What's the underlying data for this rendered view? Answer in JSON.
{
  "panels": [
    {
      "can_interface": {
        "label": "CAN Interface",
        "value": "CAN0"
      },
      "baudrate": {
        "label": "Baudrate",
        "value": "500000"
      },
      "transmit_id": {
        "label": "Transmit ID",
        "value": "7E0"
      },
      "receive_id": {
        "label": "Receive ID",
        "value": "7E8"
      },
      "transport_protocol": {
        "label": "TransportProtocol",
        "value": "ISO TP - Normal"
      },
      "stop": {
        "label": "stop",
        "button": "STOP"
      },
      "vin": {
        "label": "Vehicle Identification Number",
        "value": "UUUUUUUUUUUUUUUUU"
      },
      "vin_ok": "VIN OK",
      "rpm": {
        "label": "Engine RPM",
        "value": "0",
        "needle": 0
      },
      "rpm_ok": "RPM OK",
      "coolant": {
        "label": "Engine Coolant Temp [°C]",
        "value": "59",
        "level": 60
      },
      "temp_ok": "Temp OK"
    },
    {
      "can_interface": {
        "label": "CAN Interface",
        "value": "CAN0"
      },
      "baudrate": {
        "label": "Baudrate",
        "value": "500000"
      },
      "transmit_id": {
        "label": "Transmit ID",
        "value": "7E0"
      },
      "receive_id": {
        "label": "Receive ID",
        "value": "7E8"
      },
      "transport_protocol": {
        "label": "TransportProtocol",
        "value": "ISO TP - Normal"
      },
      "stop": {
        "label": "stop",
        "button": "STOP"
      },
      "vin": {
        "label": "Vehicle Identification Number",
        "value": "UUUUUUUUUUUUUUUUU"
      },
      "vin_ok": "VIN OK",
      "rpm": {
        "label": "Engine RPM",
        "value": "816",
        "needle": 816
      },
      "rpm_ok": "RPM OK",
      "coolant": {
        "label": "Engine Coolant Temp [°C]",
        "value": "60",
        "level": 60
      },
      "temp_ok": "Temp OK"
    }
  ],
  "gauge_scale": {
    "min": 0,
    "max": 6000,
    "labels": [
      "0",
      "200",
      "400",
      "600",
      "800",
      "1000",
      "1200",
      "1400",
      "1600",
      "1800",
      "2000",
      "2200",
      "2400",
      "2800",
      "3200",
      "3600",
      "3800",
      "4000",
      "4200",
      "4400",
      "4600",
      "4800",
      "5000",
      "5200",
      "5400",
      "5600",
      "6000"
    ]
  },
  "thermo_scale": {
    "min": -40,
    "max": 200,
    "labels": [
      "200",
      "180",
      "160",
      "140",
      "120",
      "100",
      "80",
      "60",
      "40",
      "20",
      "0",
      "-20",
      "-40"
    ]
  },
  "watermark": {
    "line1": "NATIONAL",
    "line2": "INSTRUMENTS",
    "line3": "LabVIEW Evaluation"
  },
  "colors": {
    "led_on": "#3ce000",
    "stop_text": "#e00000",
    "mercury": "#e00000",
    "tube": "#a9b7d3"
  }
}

━━━━━━━━━━━━━━━━━━━━━━━━━━━━━━

**EXERCISE BRIEF**
All of the entries above should be written out again exactly.

**CORRECT RESULT**
What's the underlying data for this rendered view? Answer in JSON.
{
  "panels": [
    {
      "can_interface": {
        "label": "CAN Interface",
        "value": "CAN0"
      },
      "baudrate": {
        "label": "Baudrate",
        "value": "500000"
      },
      "transmit_id": {
        "label": "Transmit ID",
        "value": "7E0"
      },
      "receive_id": {
        "label": "Receive ID",
        "value": "7E8"
      },
      "transport_protocol": {
        "label": "TransportProtocol",
        "value": "ISO TP - Normal"
      },
      "stop": {
        "label": "stop",
        "button": "STOP"
      },
      "vin": {
        "label": "Vehicle Identification Number",
        "value": "UUUUUUUUUUUUUUUUU"
      },
      "vin_ok": "VIN OK",
      "rpm": {
        "label": "Engine RPM",
        "value": "0",
        "needle": 0
      },
      "rpm_ok": "RPM OK",
      "coolant": {
        "label": "Engine Coolant Temp [°C]",
        "value": "59",
        "level": 60
      },
      "temp_ok": "Temp OK"
    },
    {
      "can_interface": {
        "label": "CAN Interface",
        "value": "CAN0"
      },
      "baudrate": {
        "label": "Baudrate",
        "value": "500000"
      },
      "transmit_id": {
        "label": "Transmit ID",
        "value": "7E0"
      },
      "receive_id": {
        "label": "Receive ID",
        "value": "7E8"
      },
      "transport_protocol": {
        "label": "TransportProtocol",
        "value": "ISO TP - Normal"
      },
      "stop": {
        "label": "stop",
        "button": "STOP"
      },
      "vin": {
        "label": "Vehicle Identification Number",
        "value": "UUUUUUUUUUUUUUUUU"
      },
      "vin_ok": "VIN OK",
      "rpm": {
        "label": "Engine RPM",
        "value": "816",
        "needle": 816
      },
      "rpm_ok": "RPM OK",
      "coolant": {
        "label": "Engine Coolant Temp [°C]",
        "value": "60",
        "level": 60
      },
      "temp_ok": "Temp OK"
    }
  ],
  "gauge_scale": {
    "min": 0,
    "max": 6000,
    "labels": [
      "0",
      "200",
      "400",
      "600",
      "800",
      "1000",
      "1200",
      "1400",
      "1600",
      "1800",
      "2000",
      "2200",
      "2400",
      "2800",
      "3200",
      "3600",
      "3800",
      "4000",
      "4200",
      "4400",
      "4600",
      "4800",
      "5000",
      "5200",
      "5400",
      "5600",
      "6000"
    ]
  },
  "thermo_scale": {
    "min": -40,
    "max": 200,
    "labels": [
      "200",
      "180",
      "160",
      "140",
      "120",
      "100",
      "80",
      "60",
      "40",
      "20",
      "0",
      "-20",
      "-40"
    ]
  },
  "watermark": {
    "line1": "NATIONAL",
    "line2": "INSTRUMENTS",
    "line3": "LabVIEW Evaluation"
  },
  "colors": {
    "led_on": "#3ce000",
    "stop_text": "#e00000",
    "mercury": "#e00000",
    "tube": "#a9b7d3"
  }
}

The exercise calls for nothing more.